● **TASK INSTRUCTIONS**:
Please report each line of the items below that contains the string "output", treating uppercase and lowercase as different.

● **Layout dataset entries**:
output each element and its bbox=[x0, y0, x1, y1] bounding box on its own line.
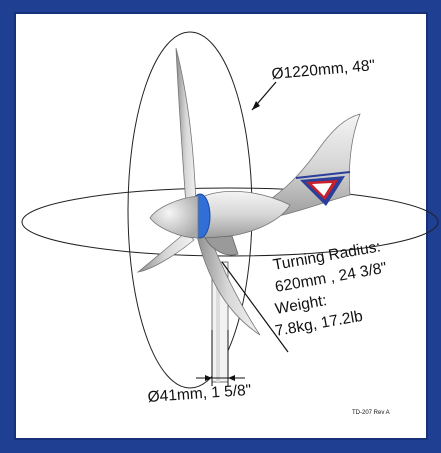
turning-radius-circle bbox=[21, 187, 439, 257]
yaw-housing bbox=[204, 235, 239, 256]
tail-fin bbox=[261, 113, 361, 219]
mast-dimension bbox=[196, 330, 245, 386]
blade-lower-right bbox=[195, 227, 261, 336]
mast-diameter-label: Ø41mm, 1 5/8" bbox=[147, 382, 252, 406]
rotor-diameter-label: Ø1220mm, 48" bbox=[271, 57, 376, 83]
drawing-reference: TD-207 Rev A bbox=[352, 410, 390, 416]
tail-fin-logo bbox=[295, 171, 351, 206]
nacelle-body bbox=[195, 191, 291, 239]
blade-lower-left bbox=[136, 231, 195, 273]
weight-leader bbox=[221, 261, 289, 353]
nose-cone bbox=[149, 195, 199, 239]
blade-upper bbox=[175, 47, 197, 206]
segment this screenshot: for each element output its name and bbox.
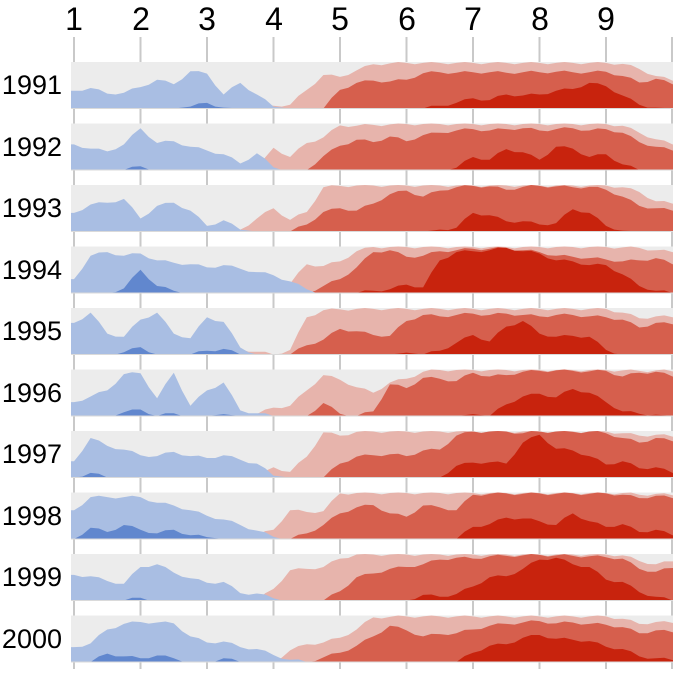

● **FULL ANSWER**:
output each element and its bbox=[x0, y0, x1, y1] bounding box on its own line.
segment this screenshot: for each element output its name and bbox.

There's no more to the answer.